» INSTRUCTION 1:
Answer these questions from the string encoding post, each on its own line:
(a) What would the default encoding be?
(b) Which module is proposed for customizing the interpreter from within Python?
(c) What is the hook for setting the string encoding called?

[Python-Dev] String encoding

M.-A. Lemburg mal@lemburg.com
Tue, 23 May 2000 12:10:20 +0200


The recent discussion about repr() et al. brought up the idea
of a locale based string encoding again.

A support module for querying the encoding used in the current
locale together with the experimental hook to set the string
encoding could yield a compromise which satisfies ASCII, Latin-1
and UTF-8 proponents.

The idea is to use the site.py module to customize the interpreter
from within Python (rather than making the encoding a compile
time option). This is easily doable using the (yet to be written)
support module and the sys.setstringencoding() hook.

The default encoding would be 'ascii' and could then be changed
to whatever the user or administrator wants it to be on a per
site basis. Furthermore, the encoding should be settable on
a per thread basis inside the interpreter (Python threads
do not seem to inherit any per-thread globals, so the
encoding would have to be set for all new threads).

E.g. a site.py module could look like this:

"""
import locale,sys

# Get encoding, defaulting to 'ascii' in case it cannot be
# determined
defenc = locale.get_encoding('ascii')

» INSTRUCTION 2:
Rewrite the rows starting at the line containing "x-tick-label: 2015 <box>589 336 617 350</box>" and ending at the line containing "series-line-2 <box>404 225 704 299</box>", putting "year-label" wherever "x-tick-label" appears and leaving everything else unchanged. Output only those lines.

» THE DATA:
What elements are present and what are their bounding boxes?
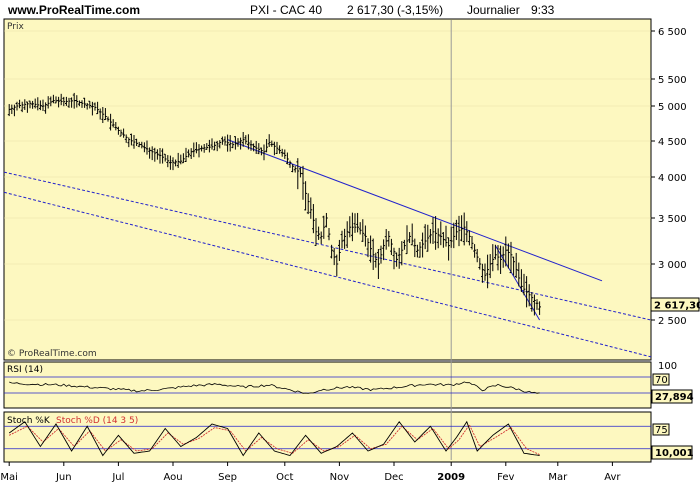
rsi-current-value: 27,894 [655, 392, 694, 403]
price-tick-label: 4 500 [658, 137, 687, 148]
x-tick-label: Jun [55, 472, 72, 483]
price-change: 2 617,30 (-3,15%) [347, 3, 443, 17]
rsi-panel [3, 361, 652, 409]
stoch-d-label: Stoch %D (14 3 5) [56, 416, 138, 426]
rsi-axis-label: 100 [658, 361, 677, 372]
stoch-level-badge: 75 [652, 423, 670, 436]
watermark: © ProRealTime.com [7, 349, 97, 359]
x-tick-label: Mar [548, 472, 568, 483]
price-tick-label: 5 500 [658, 75, 687, 86]
rsi-level-badge: 70 [652, 373, 670, 386]
price-panel [3, 18, 652, 361]
site-url[interactable]: www.ProRealTime.com [7, 3, 140, 17]
stoch-current-value: 10,001 [655, 448, 694, 459]
stoch-k-line [8, 420, 540, 457]
price-tick-label: 4 000 [658, 173, 687, 184]
price-tick-label: 6 500 [658, 27, 687, 38]
x-tick-label: Jul [111, 472, 124, 483]
instrument-title: PXI - CAC 40 [250, 3, 322, 17]
rsi-panel-label: RSI (14) [7, 365, 43, 375]
price-tick-label: 5 000 [658, 102, 687, 113]
price-panel-label: Prix [7, 22, 24, 32]
rsi-value-badge: 27,894 [651, 389, 694, 404]
x-tick-label: 2009 [437, 472, 465, 483]
rsi-level-value: 70 [655, 375, 668, 386]
x-tick-label: Oct [276, 472, 293, 483]
channel-line [3, 171, 652, 321]
x-tick-label: Sep [218, 472, 237, 483]
time-label: 9:33 [531, 3, 555, 17]
channel-line [3, 191, 652, 358]
last-price-value: 2 617,30 [654, 301, 700, 312]
x-tick-label: Nov [330, 472, 350, 483]
x-tick-label: Dec [384, 472, 403, 483]
price-tick-label: 3 500 [658, 214, 687, 225]
x-tick-label: Mai [0, 472, 18, 483]
price-tick-label: 2 500 [658, 316, 687, 327]
period-label: Journalier [467, 3, 520, 17]
stoch-panel [3, 411, 652, 463]
stoch-level-value: 75 [655, 425, 668, 436]
rsi-line [9, 381, 540, 394]
x-tick-label: Aou [163, 472, 182, 483]
stoch-k-label: Stoch %K [7, 416, 51, 426]
price-tick-label: 3 000 [658, 260, 687, 271]
x-tick-label: Avr [604, 472, 621, 483]
x-tick-label: Fev [497, 472, 514, 483]
stoch-d-line [8, 424, 540, 456]
last-price-badge: 2 617,30 [650, 297, 700, 312]
stoch-value-badge: 10,001 [651, 445, 694, 460]
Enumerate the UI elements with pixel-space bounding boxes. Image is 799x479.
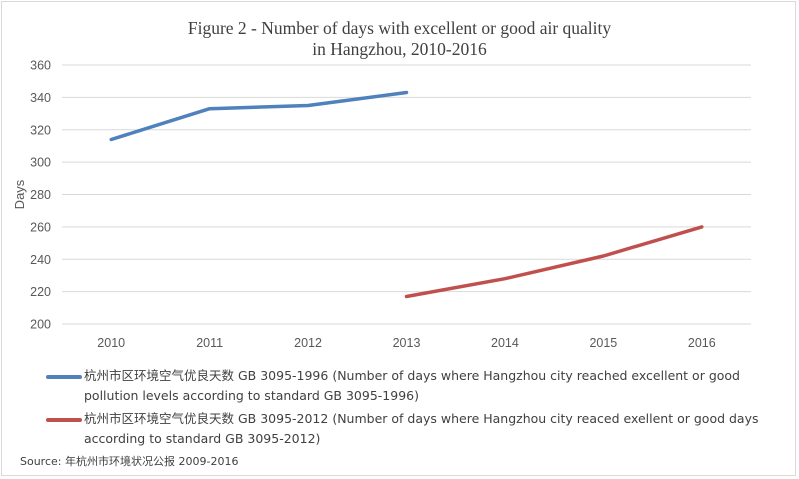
x-tick-label: 2015 <box>589 336 617 350</box>
y-axis-label: Days <box>12 179 27 209</box>
chart-title: Figure 2 - Number of days with excellent… <box>0 18 799 60</box>
y-tick-label: 240 <box>30 253 51 267</box>
x-axis-ticks: 2010 2011 2012 2013 2014 2015 2016 <box>97 336 715 350</box>
y-tick-label: 280 <box>30 188 51 202</box>
legend-swatch-series-1 <box>46 375 82 379</box>
series-lines <box>109 90 704 299</box>
gridlines <box>62 64 751 325</box>
series-line-1 <box>109 90 409 142</box>
chart-title-line-1: Figure 2 - Number of days with excellent… <box>187 18 612 38</box>
chart-title-line-2: in Hangzhou, 2010-2016 <box>312 39 487 59</box>
x-tick-label: 2011 <box>196 336 223 350</box>
y-axis-ticks: 200 220 240 260 280 300 320 340 360 <box>30 59 51 332</box>
x-tick-label: 2010 <box>97 336 125 350</box>
source-note: Source: 年杭州市环境状况公报 2009-2016 <box>20 455 239 468</box>
series-line-2 <box>404 225 704 299</box>
legend-swatch-series-2 <box>46 418 82 422</box>
x-tick-label: 2012 <box>294 336 322 350</box>
y-tick-label: 300 <box>30 156 51 170</box>
legend-label-series-1: 杭州市区环境空气优良天数 GB 3095-1996 (Number of day… <box>84 368 740 403</box>
x-tick-label: 2013 <box>393 336 421 350</box>
x-tick-label: 2014 <box>491 336 519 350</box>
legend-label-series-2: 杭州市区环境空气优良天数 GB 3095-2012 (Number of day… <box>84 411 759 446</box>
y-tick-label: 200 <box>30 318 51 332</box>
x-tick-label: 2016 <box>688 336 716 350</box>
legend-item-series-1: 杭州市区环境空气优良天数 GB 3095-1996 (Number of day… <box>46 366 766 406</box>
y-tick-label: 260 <box>30 220 51 234</box>
y-tick-label: 320 <box>30 123 51 137</box>
y-tick-label: 220 <box>30 285 51 299</box>
legend-item-series-2: 杭州市区环境空气优良天数 GB 3095-2012 (Number of day… <box>46 409 766 449</box>
y-tick-label: 340 <box>30 91 51 105</box>
y-tick-label: 360 <box>30 59 51 73</box>
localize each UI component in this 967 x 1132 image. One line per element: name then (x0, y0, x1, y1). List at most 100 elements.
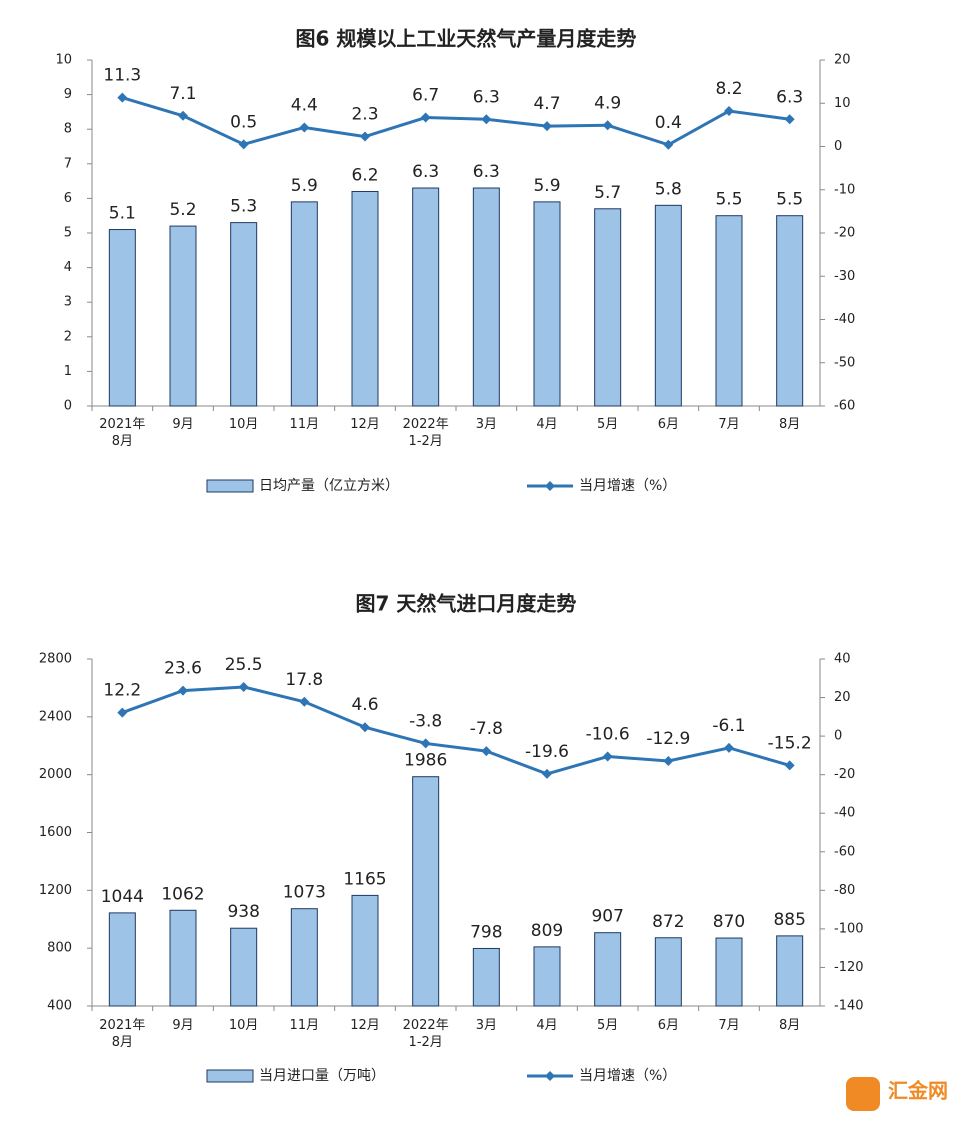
bar (776, 935, 804, 1007)
x-tick-label: 12月 (350, 1018, 380, 1033)
legend-swatch (206, 1069, 254, 1083)
bar-value-label: 938 (227, 902, 259, 922)
line-marker (784, 114, 795, 125)
x-tick-label: 5月 (597, 417, 618, 432)
legend-marker (545, 481, 555, 491)
line-value-label: 0.5 (230, 112, 257, 132)
line-value-label: -19.6 (525, 742, 569, 762)
bar-value-label: 1062 (161, 884, 204, 904)
y2-tick-label: 40 (834, 652, 851, 667)
y2-tick-label: 0 (834, 139, 842, 154)
bar (351, 190, 379, 407)
bar (108, 912, 136, 1007)
x-tick-label: 2022年 1-2月 (403, 1018, 449, 1050)
bar-value-label: 5.7 (594, 183, 621, 203)
y2-tick-label: -60 (834, 844, 855, 859)
x-tick-label: 9月 (172, 1018, 193, 1033)
line-marker (784, 760, 795, 771)
y2-tick-label: 10 (834, 96, 851, 111)
line-marker (299, 122, 310, 133)
x-tick-label: 7月 (718, 417, 739, 432)
bar (230, 222, 258, 407)
x-tick-label: 4月 (536, 1018, 557, 1033)
bar (290, 201, 318, 407)
line-marker (299, 696, 310, 707)
bar-value-label: 1044 (101, 887, 144, 907)
x-tick-label: 3月 (476, 417, 497, 432)
line-value-label: 11.3 (103, 66, 141, 86)
legend-swatch (206, 479, 254, 493)
line-value-label: 0.4 (655, 113, 682, 133)
legend-label: 当月增速（%） (579, 478, 676, 494)
bar-value-label: 6.2 (351, 165, 378, 185)
bar-value-label: 6.3 (412, 162, 439, 182)
y2-tick-label: -50 (834, 355, 855, 370)
bar (533, 946, 561, 1007)
line-value-label: 6.3 (776, 87, 803, 107)
line-value-label: 23.6 (164, 659, 202, 679)
watermark: 汇金网 (888, 1079, 948, 1103)
bar (594, 932, 622, 1007)
x-tick-label: 2022年 1-2月 (403, 417, 449, 449)
legend-label: 日均产量（亿立方米） (259, 478, 399, 494)
y-tick-label: 8 (64, 122, 72, 137)
bar (351, 894, 379, 1007)
line-value-label: 2.3 (351, 105, 378, 125)
line (121, 96, 790, 147)
line-marker (481, 114, 492, 125)
bar (715, 215, 743, 407)
bar (654, 204, 682, 407)
line-value-label: 4.7 (533, 94, 560, 114)
bar (230, 927, 258, 1007)
line-value-label: -6.1 (712, 716, 745, 736)
line-marker (481, 746, 492, 757)
y2-tick-label: 20 (834, 690, 851, 705)
line-value-label: 12.2 (103, 681, 141, 701)
line-value-label: 4.6 (351, 695, 378, 715)
bar-value-label: 5.9 (533, 176, 560, 196)
y-tick-label: 4 (64, 260, 72, 275)
line-value-label: 6.3 (473, 87, 500, 107)
y2-tick-label: -140 (834, 999, 864, 1014)
x-tick-label: 9月 (172, 417, 193, 432)
line-value-label: 4.4 (291, 95, 318, 115)
x-tick-label: 12月 (350, 417, 380, 432)
bar-value-label: 809 (531, 921, 563, 941)
line-value-label: -3.8 (409, 711, 442, 731)
y-tick-label: 9 (64, 87, 72, 102)
y-tick-label: 1 (64, 364, 72, 379)
y-tick-label: 2800 (39, 652, 72, 667)
line (121, 685, 791, 776)
bar (412, 187, 440, 407)
bar (654, 937, 682, 1007)
bar (533, 201, 561, 407)
y2-tick-label: -20 (834, 226, 855, 241)
y-tick-label: 2 (64, 329, 72, 344)
legend-label: 当月增速（%） (579, 1068, 676, 1084)
bar (472, 187, 500, 407)
line-value-label: -12.9 (646, 729, 690, 749)
x-tick-label: 6月 (658, 1018, 679, 1033)
bar (169, 225, 197, 407)
line-marker (542, 768, 552, 779)
x-tick-label: 7月 (718, 1018, 739, 1033)
line-value-label: -10.6 (586, 725, 630, 745)
line-marker (542, 121, 552, 132)
y-tick-label: 2000 (39, 767, 72, 782)
y2-tick-label: 0 (834, 729, 842, 744)
bar-value-label: 885 (773, 910, 805, 930)
chart-title: 图6 规模以上工业天然气产量月度走势 (296, 27, 637, 51)
line-marker (724, 106, 734, 117)
y2-tick-label: -80 (834, 883, 855, 898)
y2-tick-label: -60 (834, 399, 855, 414)
y2-tick-label: 20 (834, 53, 851, 68)
bar-value-label: 5.1 (109, 204, 136, 224)
line-value-label: 17.8 (285, 670, 323, 690)
chart-title: 图7 天然气进口月度走势 (356, 592, 577, 616)
y2-tick-label: -10 (834, 182, 855, 197)
y2-tick-label: -120 (834, 960, 864, 975)
bar (472, 947, 500, 1007)
line-value-label: 7.1 (169, 84, 196, 104)
y2-tick-label: -40 (834, 806, 855, 821)
y-tick-label: 800 (47, 941, 72, 956)
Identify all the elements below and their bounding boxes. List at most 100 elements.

» OUTPUT 1:
(a) 'ascii'
(b) site.py
(c) sys.setstringencoding()

» OUTPUT 2:
year-label: 2015 <box>589 336 617 350</box>
y-axis-label: Days <box>12 179 27 209</box>
chart-title: Figure 2 - Number of days with excellent… <box>0 18 799 60</box>
y-tick-label: 240 <box>30 253 51 267</box>
x-axis-ticks: 2010 2011 2012 2013 2014 2015 2016 <box>97 336 715 350</box>
y-tick-label: 280 <box>30 188 51 202</box>
legend-swatch-series-1 <box>46 375 82 379</box>
series-lines <box>109 90 704 299</box>
gridlines <box>62 64 751 325</box>
series-line-1 <box>109 90 409 142</box>
chart-title-line-1: Figure 2 - Number of days with excellent… <box>187 18 612 38</box>
chart-title-line-2: in Hangzhou, 2010-2016 <box>312 39 487 59</box>
year-label: 2011 <box>196 336 223 350</box>
y-axis-ticks: 200 220 240 260 280 300 320 340 360 <box>30 59 51 332</box>
year-label: 2010 <box>97 336 125 350</box>
source-note: Source: 年杭州市环境状况公报 2009-2016 <box>20 455 239 468</box>
series-line-2 <box>404 225 704 299</box>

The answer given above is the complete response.